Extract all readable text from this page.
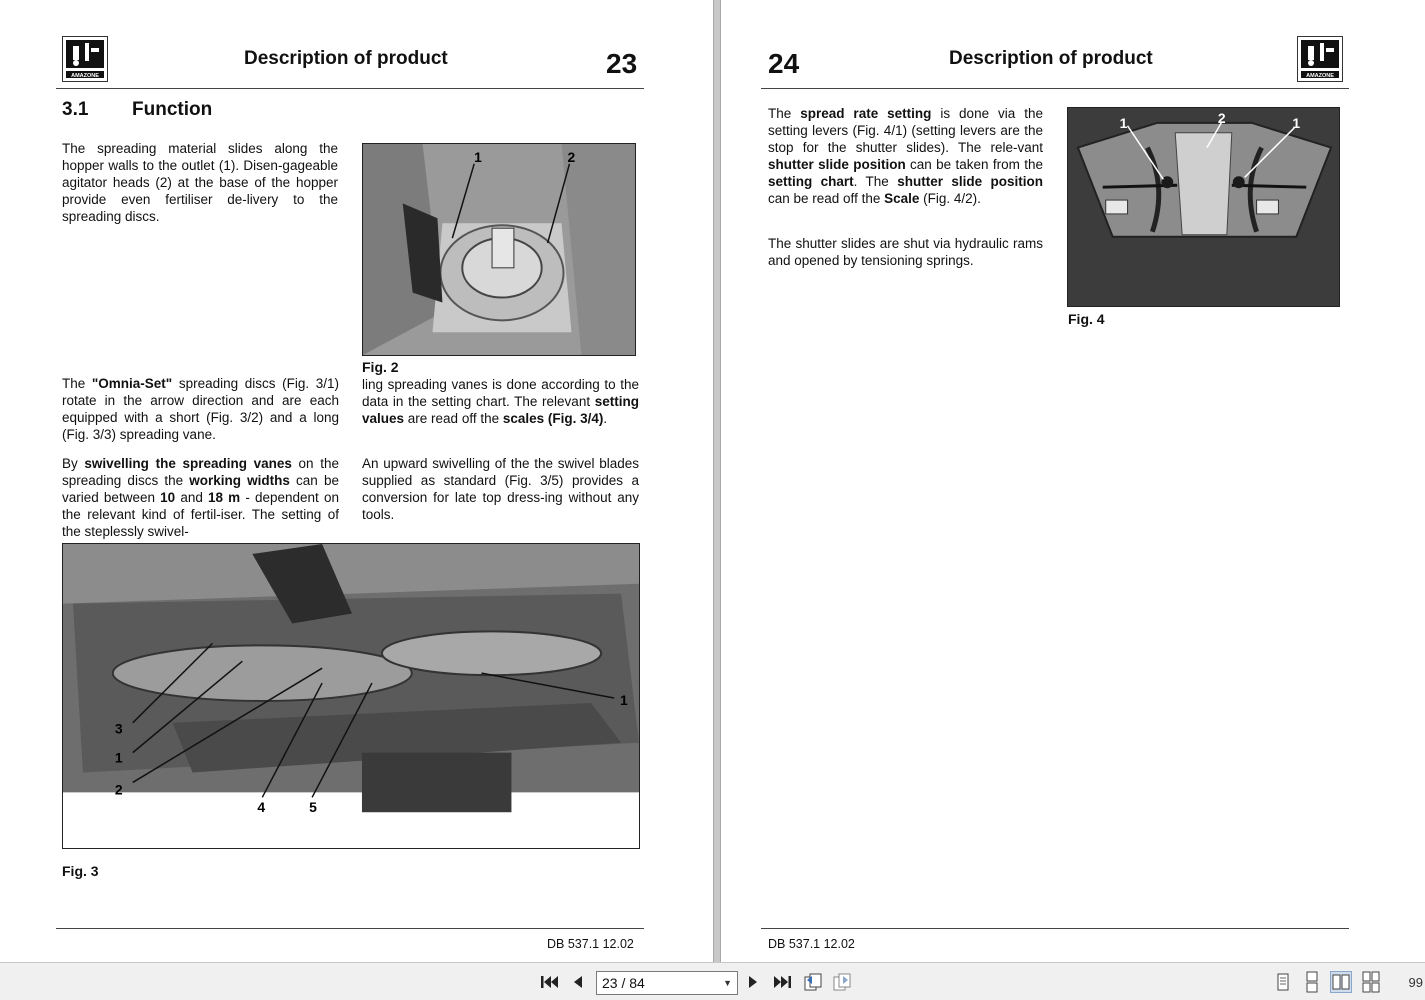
AMAZONE
Description of product	23
3.1 Function
The spreading material slides along the hopper walls to the outlet (1). Disen-gageable agitator heads (2) at the base of the hopper provide even fertiliser de-livery to the spreading discs.
1	2
Fig. 2
The "Omnia-Set" spreading discs (Fig. 3/1) rotate in the arrow direction and are each equipped with a short (Fig. 3/2) and a long (Fig. 3/3) spreading vane.
By swivelling the spreading vanes on the spreading discs the working widths can be varied between 10 and 18 m - dependent on the relevant kind of fertil-iser. The setting of the steplessly swivel-
ling spreading vanes is done according to the data in the setting chart. The relevant setting values are read off the scales (Fig. 3/4).
An upward swivelling of the the swivel blades supplied as standard (Fig. 3/5) provides a conversion for late top dress-ing without any tools.
1
3
1
2
4	5
Fig. 3
DB 537.1 12.02
24	Description of product
AMAZONE
The spread rate setting is done via the setting levers (Fig. 4/1) (setting levers are the stop for the shutter slides). The rele-vant shutter slide position can be taken from the setting chart. The shutter slide position can be read off the Scale (Fig. 4/2).
The shutter slides are shut via hydraulic rams and opened by tensioning springs.
1	2	1
Fig. 4
DB 537.1 12.02
23 / 84	▼	99
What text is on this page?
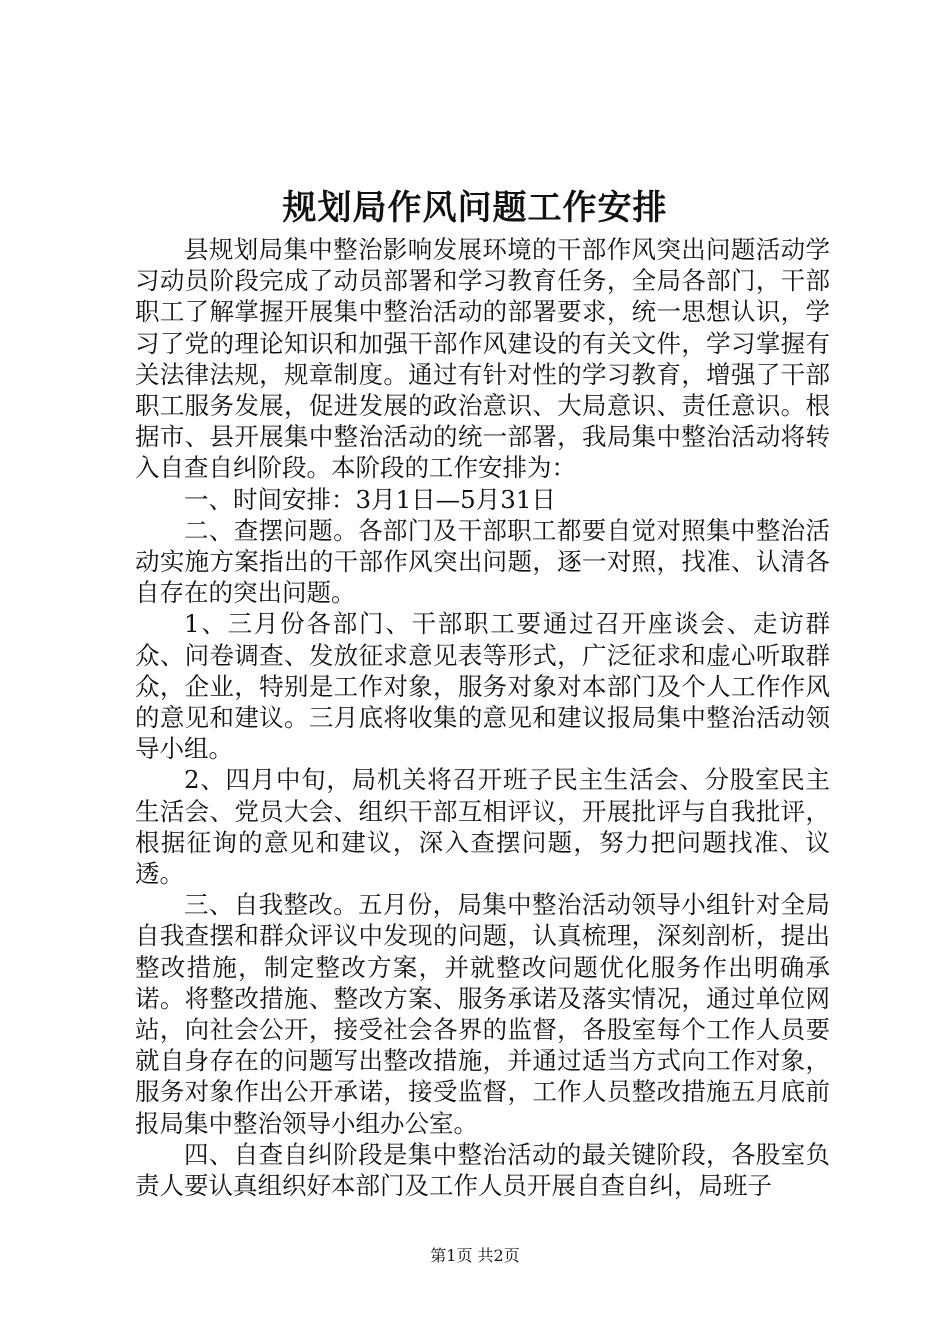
规划局作风问题工作安排

县规划局集中整治影响发展环境的干部作风突出问题活动学习动员阶段完成了动员部署和学习教育任务，全局各部门，干部职工了解掌握开展集中整治活动的部署要求，统一思想认识，学习了党的理论知识和加强干部作风建设的有关文件，学习掌握有关法律法规，规章制度。通过有针对性的学习教育，增强了干部职工服务发展，促进发展的政治意识、大局意识、责任意识。根据市、县开展集中整治活动的统一部署，我局集中整治活动将转入自查自纠阶段。本阶段的工作安排为：

一、时间安排：3月1日—5月31日

二、查摆问题。各部门及干部职工都要自觉对照集中整治活动实施方案指出的干部作风突出问题，逐一对照，找准、认清各自存在的突出问题。

1、三月份各部门、干部职工要通过召开座谈会、走访群众、问卷调查、发放征求意见表等形式，广泛征求和虚心听取群众，企业，特别是工作对象，服务对象对本部门及个人工作作风的意见和建议。三月底将收集的意见和建议报局集中整治活动领导小组。

2、四月中旬，局机关将召开班子民主生活会、分股室民主生活会、党员大会、组织干部互相评议，开展批评与自我批评，根据征询的意见和建议，深入查摆问题，努力把问题找准、议透。

三、自我整改。五月份，局集中整治活动领导小组针对全局自我查摆和群众评议中发现的问题，认真梳理，深刻剖析，提出整改措施，制定整改方案，并就整改问题优化服务作出明确承诺。将整改措施、整改方案、服务承诺及落实情况，通过单位网站，向社会公开，接受社会各界的监督，各股室每个工作人员要就自身存在的问题写出整改措施，并通过适当方式向工作对象，服务对象作出公开承诺，接受监督，工作人员整改措施五月底前报局集中整治领导小组办公室。

四、自查自纠阶段是集中整治活动的最关键阶段，各股室负责人要认真组织好本部门及工作人员开展自查自纠，局班子

第1页 共2页
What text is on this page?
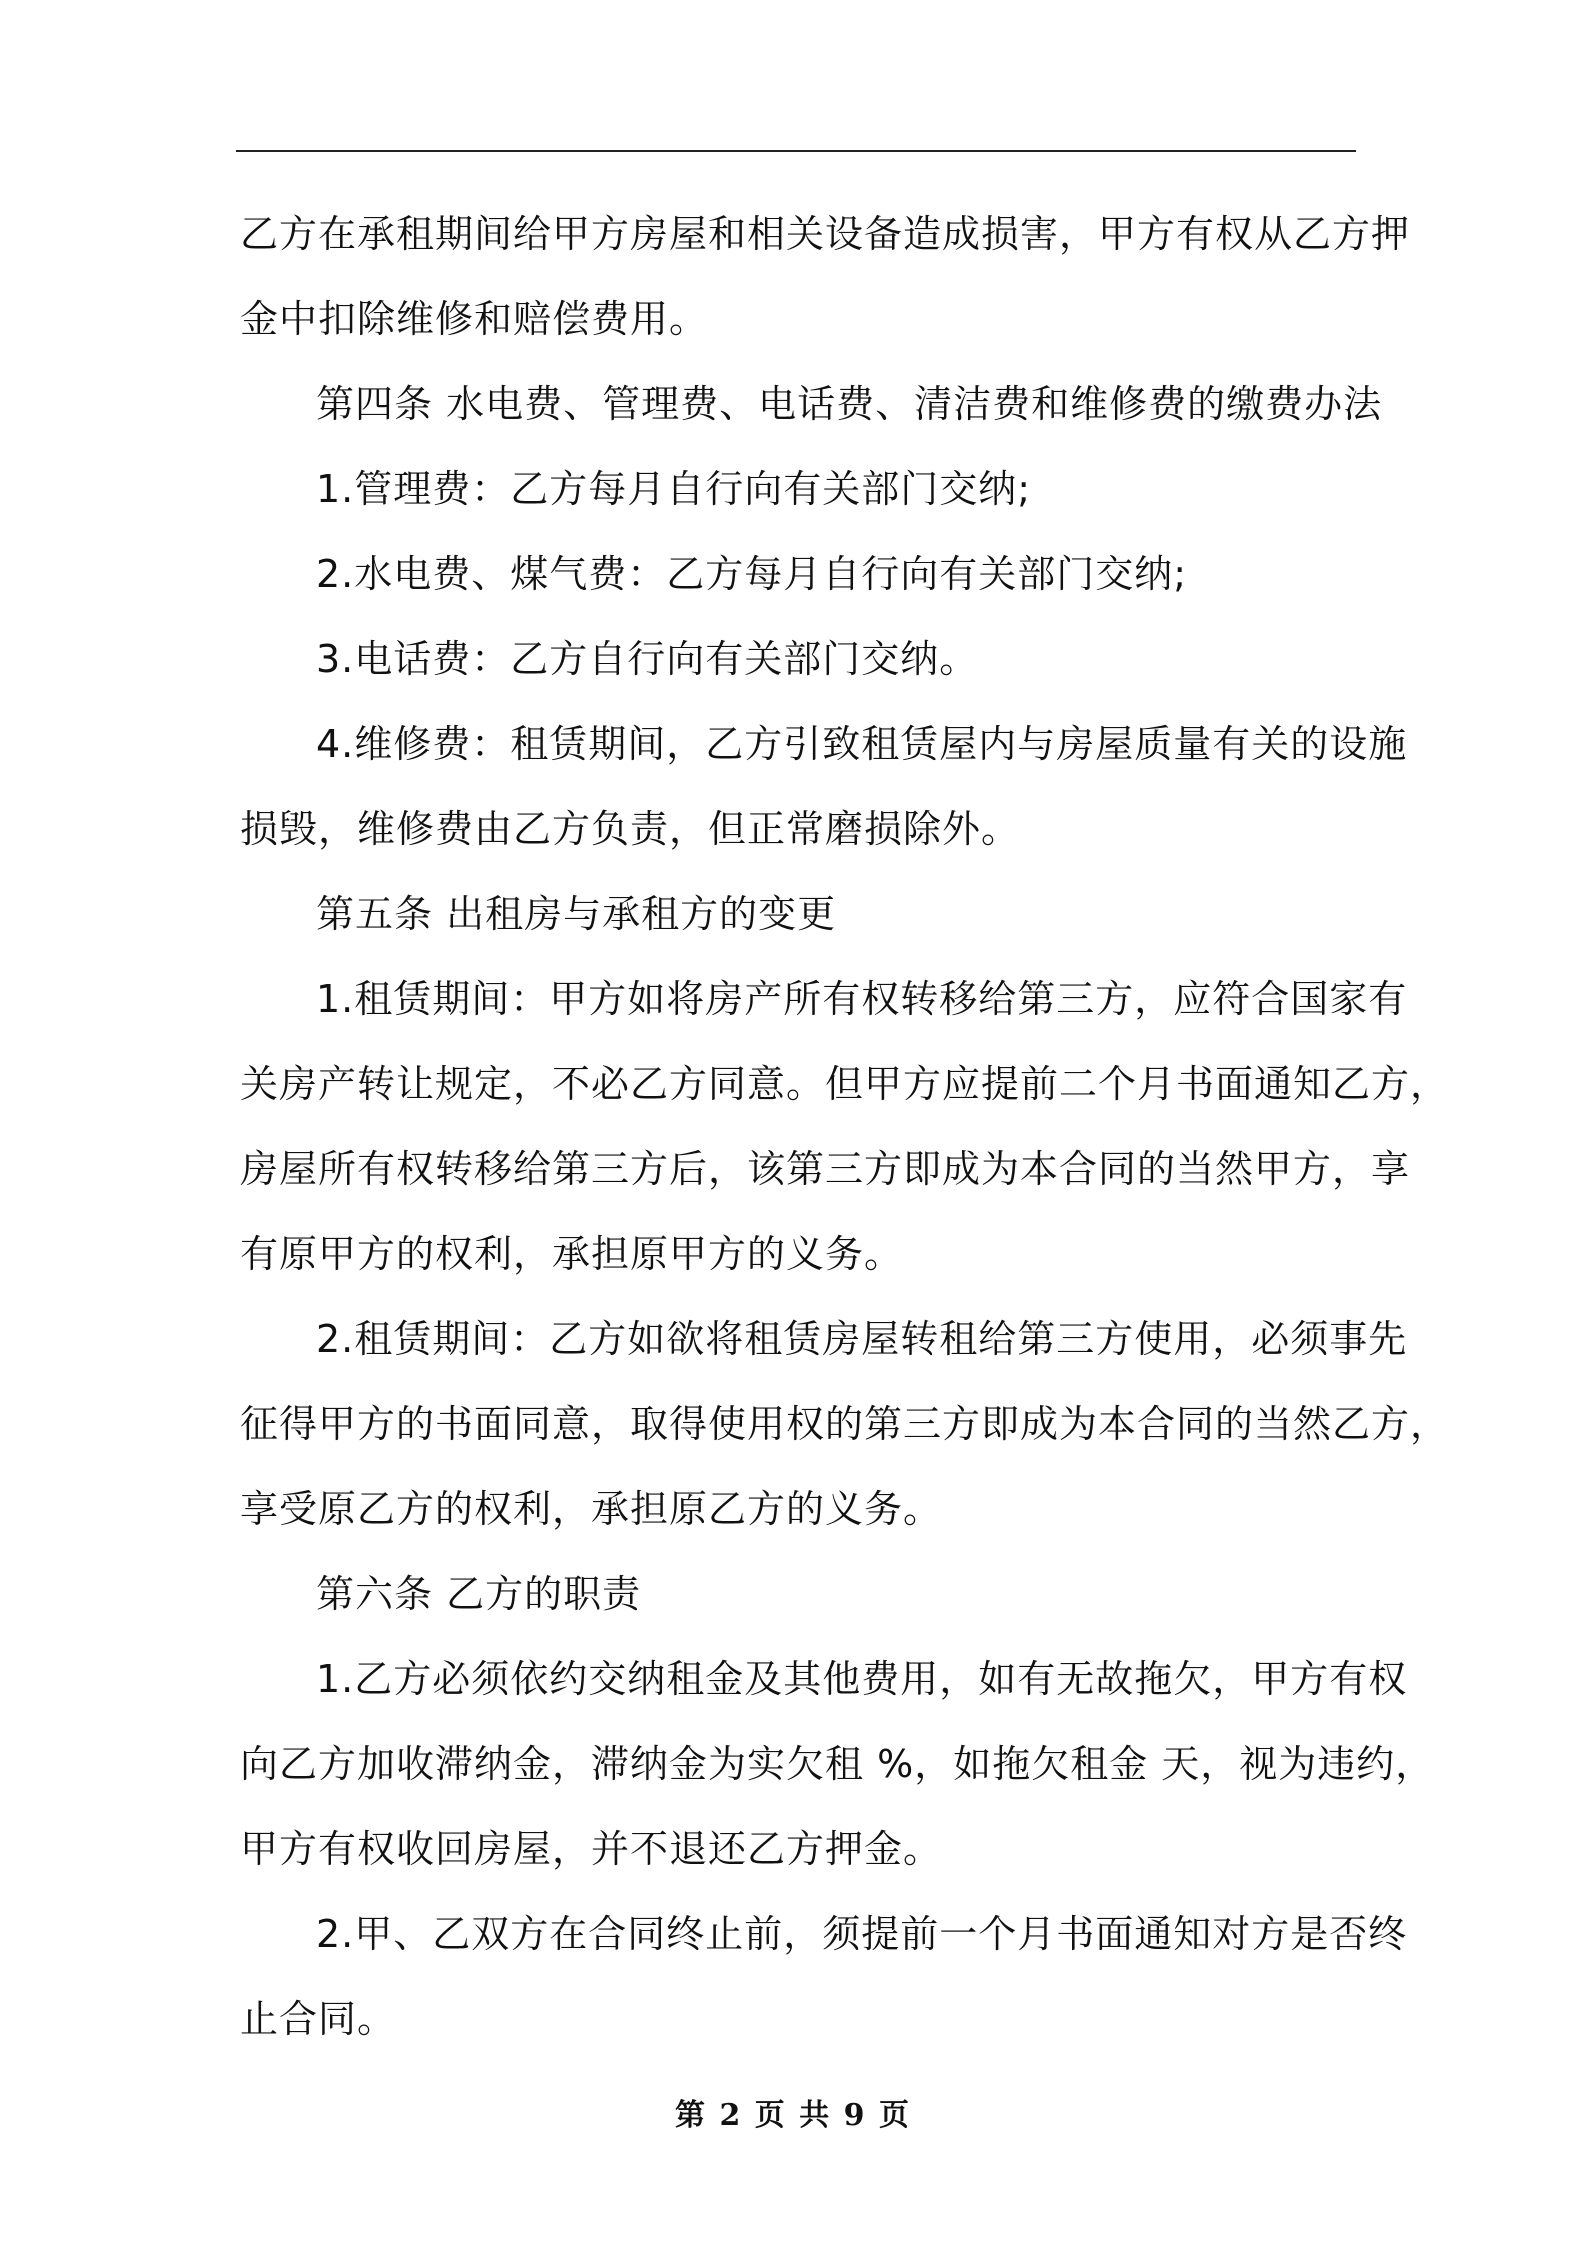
乙方在承租期间给甲方房屋和相关设备造成损害，甲方有权从乙方押

金中扣除维修和赔偿费用。

第四条 水电费、管理费、电话费、清洁费和维修费的缴费办法

1.管理费：乙方每月自行向有关部门交纳;

2.水电费、煤气费：乙方每月自行向有关部门交纳;

3.电话费：乙方自行向有关部门交纳。

4.维修费：租赁期间，乙方引致租赁屋内与房屋质量有关的设施

损毁，维修费由乙方负责，但正常磨损除外。

第五条 出租房与承租方的变更

1.租赁期间：甲方如将房产所有权转移给第三方，应符合国家有

关房产转让规定，不必乙方同意。但甲方应提前二个月书面通知乙方，

房屋所有权转移给第三方后，该第三方即成为本合同的当然甲方，享

有原甲方的权利，承担原甲方的义务。

2.租赁期间：乙方如欲将租赁房屋转租给第三方使用，必须事先

征得甲方的书面同意，取得使用权的第三方即成为本合同的当然乙方，

享受原乙方的权利，承担原乙方的义务。

第六条 乙方的职责

1.乙方必须依约交纳租金及其他费用，如有无故拖欠，甲方有权

向乙方加收滞纳金，滞纳金为实欠租 %，如拖欠租金 天，视为违约，

甲方有权收回房屋，并不退还乙方押金。

2.甲、乙双方在合同终止前，须提前一个月书面通知对方是否终

止合同。

第 2 页 共 9 页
======
*Given problem*
Among the lines of the material, find those that hold the word "租赁期间" and copy them.

*Response to this task*
4.维修费：租赁期间，乙方引致租赁屋内与房屋质量有关的设施
1.租赁期间：甲方如将房产所有权转移给第三方，应符合国家有
2.租赁期间：乙方如欲将租赁房屋转租给第三方使用，必须事先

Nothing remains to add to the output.